Write out every entry, unchanged. Skip any picture.
● ● ●
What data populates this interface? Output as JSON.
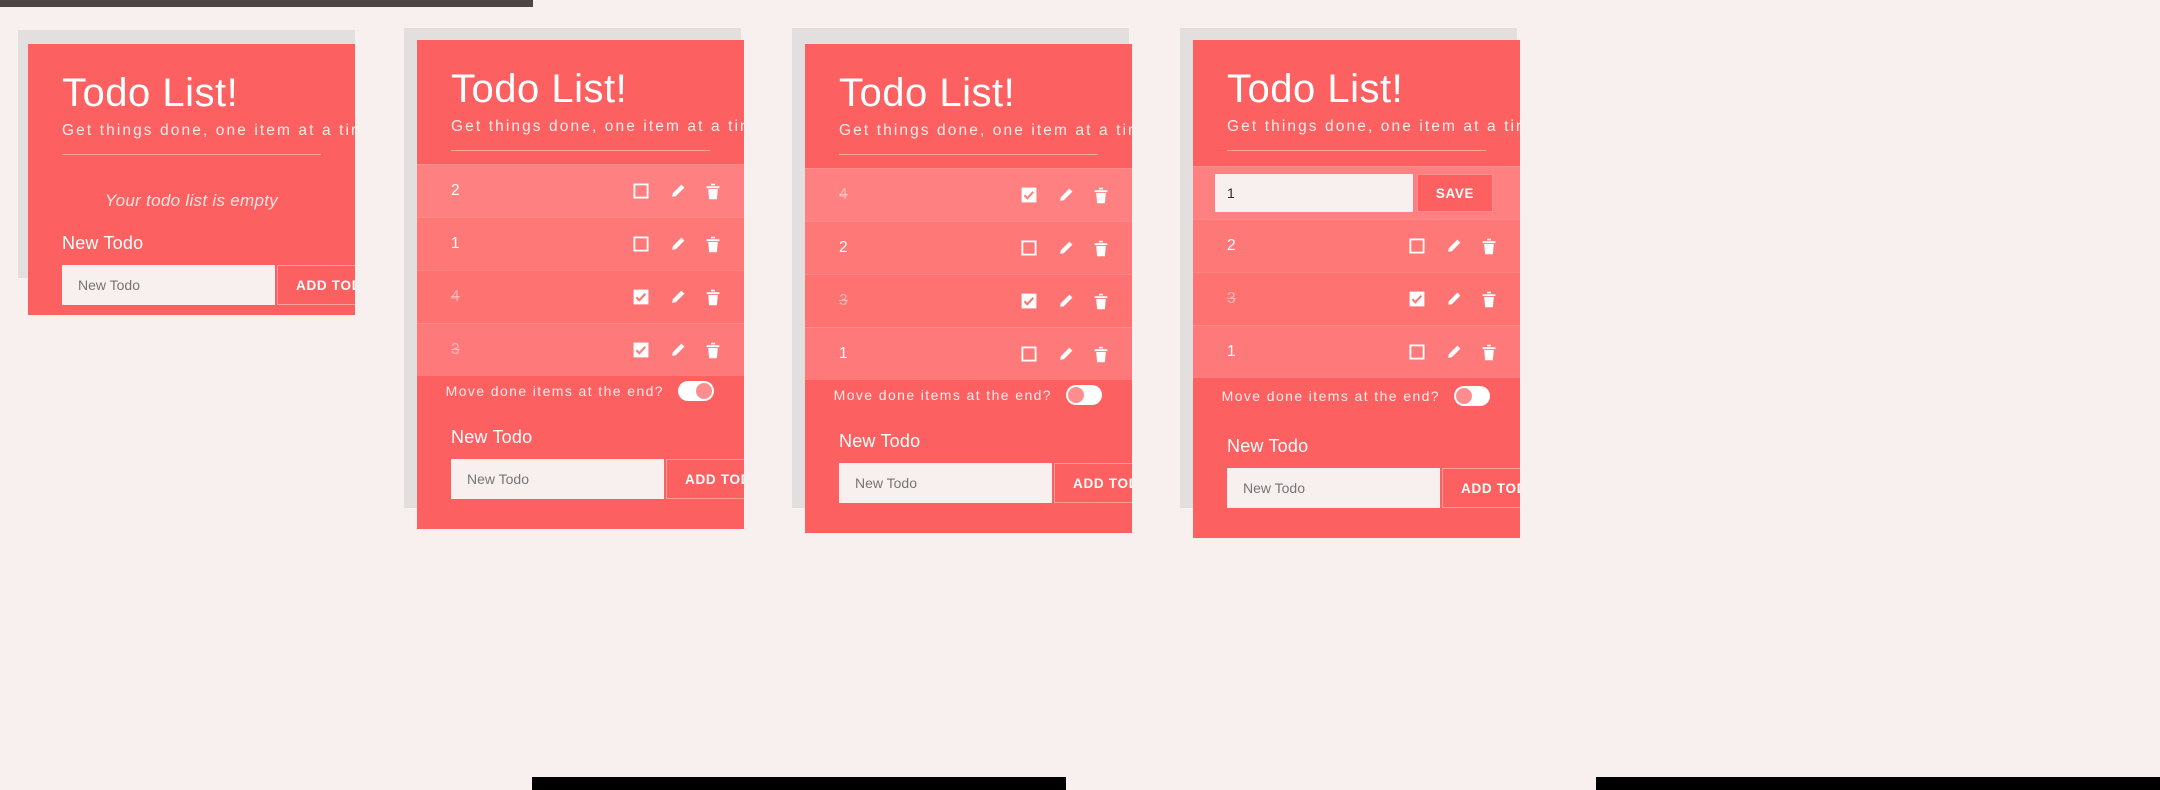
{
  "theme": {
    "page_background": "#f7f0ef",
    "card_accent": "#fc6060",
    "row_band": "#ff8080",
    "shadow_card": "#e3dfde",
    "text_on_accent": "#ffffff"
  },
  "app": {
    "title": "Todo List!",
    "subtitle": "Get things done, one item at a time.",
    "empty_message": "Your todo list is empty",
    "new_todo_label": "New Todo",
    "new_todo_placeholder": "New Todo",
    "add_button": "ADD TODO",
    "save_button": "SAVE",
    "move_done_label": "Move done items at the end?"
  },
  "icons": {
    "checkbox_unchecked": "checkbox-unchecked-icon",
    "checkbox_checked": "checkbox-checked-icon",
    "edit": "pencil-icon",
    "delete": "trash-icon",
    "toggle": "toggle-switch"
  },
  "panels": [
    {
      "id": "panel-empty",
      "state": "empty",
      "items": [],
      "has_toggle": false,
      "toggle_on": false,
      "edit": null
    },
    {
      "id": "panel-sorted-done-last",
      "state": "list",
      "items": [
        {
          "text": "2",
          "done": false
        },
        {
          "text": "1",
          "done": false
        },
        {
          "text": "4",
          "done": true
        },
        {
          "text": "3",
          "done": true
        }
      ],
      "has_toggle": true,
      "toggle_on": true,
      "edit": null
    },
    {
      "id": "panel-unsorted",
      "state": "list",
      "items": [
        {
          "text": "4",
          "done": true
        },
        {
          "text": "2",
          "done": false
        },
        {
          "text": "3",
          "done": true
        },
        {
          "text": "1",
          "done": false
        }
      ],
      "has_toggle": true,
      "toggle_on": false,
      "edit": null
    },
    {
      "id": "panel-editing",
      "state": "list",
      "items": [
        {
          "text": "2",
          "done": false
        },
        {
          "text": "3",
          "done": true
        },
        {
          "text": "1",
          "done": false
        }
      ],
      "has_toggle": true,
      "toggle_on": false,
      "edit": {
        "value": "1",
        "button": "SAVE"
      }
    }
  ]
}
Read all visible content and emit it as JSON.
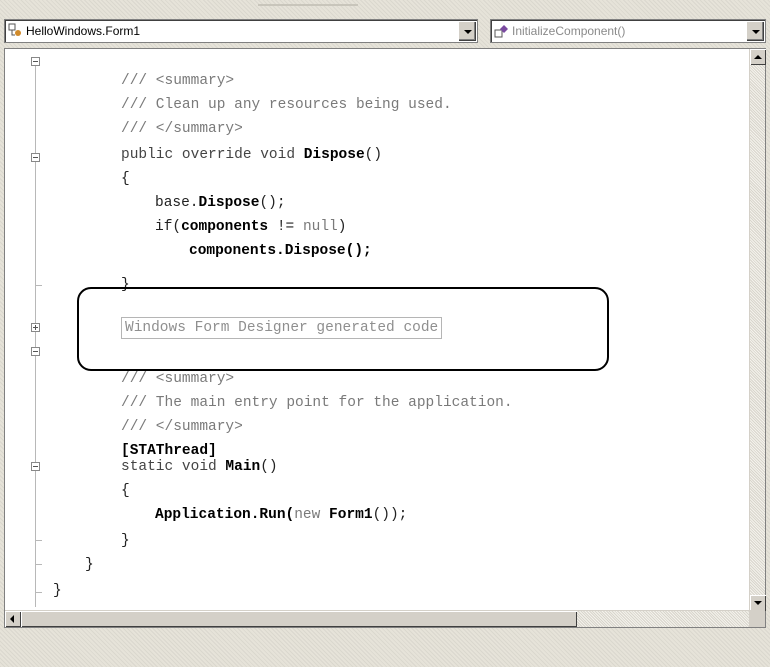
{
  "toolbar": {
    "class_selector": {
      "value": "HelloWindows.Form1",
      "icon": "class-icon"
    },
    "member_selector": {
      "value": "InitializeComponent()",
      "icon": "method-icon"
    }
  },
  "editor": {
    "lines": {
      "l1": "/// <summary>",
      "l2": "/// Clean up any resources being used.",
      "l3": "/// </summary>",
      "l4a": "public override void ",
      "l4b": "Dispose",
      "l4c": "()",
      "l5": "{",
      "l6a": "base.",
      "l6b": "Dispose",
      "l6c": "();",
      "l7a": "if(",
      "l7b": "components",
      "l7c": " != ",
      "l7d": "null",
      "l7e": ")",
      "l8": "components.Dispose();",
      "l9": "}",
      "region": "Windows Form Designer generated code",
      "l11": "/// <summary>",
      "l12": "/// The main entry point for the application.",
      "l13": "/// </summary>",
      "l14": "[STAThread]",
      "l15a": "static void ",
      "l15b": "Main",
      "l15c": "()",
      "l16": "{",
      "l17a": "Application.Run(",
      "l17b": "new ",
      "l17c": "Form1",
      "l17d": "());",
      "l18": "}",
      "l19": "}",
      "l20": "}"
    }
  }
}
● ● ●
--- Solution for this task ---
What data populates this interface? Output as JSON.
{
  "theme": {
    "page_background": "#f7f0ef",
    "card_accent": "#fc6060",
    "row_band": "#ff8080",
    "shadow_card": "#e3dfde",
    "text_on_accent": "#ffffff"
  },
  "app": {
    "title": "Todo List!",
    "subtitle": "Get things done, one item at a time.",
    "empty_message": "Your todo list is empty",
    "new_todo_label": "New Todo",
    "new_todo_placeholder": "New Todo",
    "add_button": "ADD TODO",
    "save_button": "SAVE",
    "move_done_label": "Move done items at the end?"
  },
  "icons": {
    "checkbox_unchecked": "checkbox-unchecked-icon",
    "checkbox_checked": "checkbox-checked-icon",
    "edit": "pencil-icon",
    "delete": "trash-icon",
    "toggle": "toggle-switch"
  },
  "panels": [
    {
      "id": "panel-empty",
      "state": "empty",
      "items": [],
      "has_toggle": false,
      "toggle_on": false,
      "edit": null
    },
    {
      "id": "panel-sorted-done-last",
      "state": "list",
      "items": [
        {
          "text": "2",
          "done": false
        },
        {
          "text": "1",
          "done": false
        },
        {
          "text": "4",
          "done": true
        },
        {
          "text": "3",
          "done": true
        }
      ],
      "has_toggle": true,
      "toggle_on": true,
      "edit": null
    },
    {
      "id": "panel-unsorted",
      "state": "list",
      "items": [
        {
          "text": "4",
          "done": true
        },
        {
          "text": "2",
          "done": false
        },
        {
          "text": "3",
          "done": true
        },
        {
          "text": "1",
          "done": false
        }
      ],
      "has_toggle": true,
      "toggle_on": false,
      "edit": null
    },
    {
      "id": "panel-editing",
      "state": "list",
      "items": [
        {
          "text": "2",
          "done": false
        },
        {
          "text": "3",
          "done": true
        },
        {
          "text": "1",
          "done": false
        }
      ],
      "has_toggle": true,
      "toggle_on": false,
      "edit": {
        "value": "1",
        "button": "SAVE"
      }
    }
  ]
}
Read all visible content and emit it as JSON.
{
  "toolbar": {
    "class_selector": {
      "value": "HelloWindows.Form1",
      "icon": "class-icon"
    },
    "member_selector": {
      "value": "InitializeComponent()",
      "icon": "method-icon"
    }
  },
  "editor": {
    "lines": {
      "l1": "/// <summary>",
      "l2": "/// Clean up any resources being used.",
      "l3": "/// </summary>",
      "l4a": "public override void ",
      "l4b": "Dispose",
      "l4c": "()",
      "l5": "{",
      "l6a": "base.",
      "l6b": "Dispose",
      "l6c": "();",
      "l7a": "if(",
      "l7b": "components",
      "l7c": " != ",
      "l7d": "null",
      "l7e": ")",
      "l8": "components.Dispose();",
      "l9": "}",
      "region": "Windows Form Designer generated code",
      "l11": "/// <summary>",
      "l12": "/// The main entry point for the application.",
      "l13": "/// </summary>",
      "l14": "[STAThread]",
      "l15a": "static void ",
      "l15b": "Main",
      "l15c": "()",
      "l16": "{",
      "l17a": "Application.Run(",
      "l17b": "new ",
      "l17c": "Form1",
      "l17d": "());",
      "l18": "}",
      "l19": "}",
      "l20": "}"
    }
  }
}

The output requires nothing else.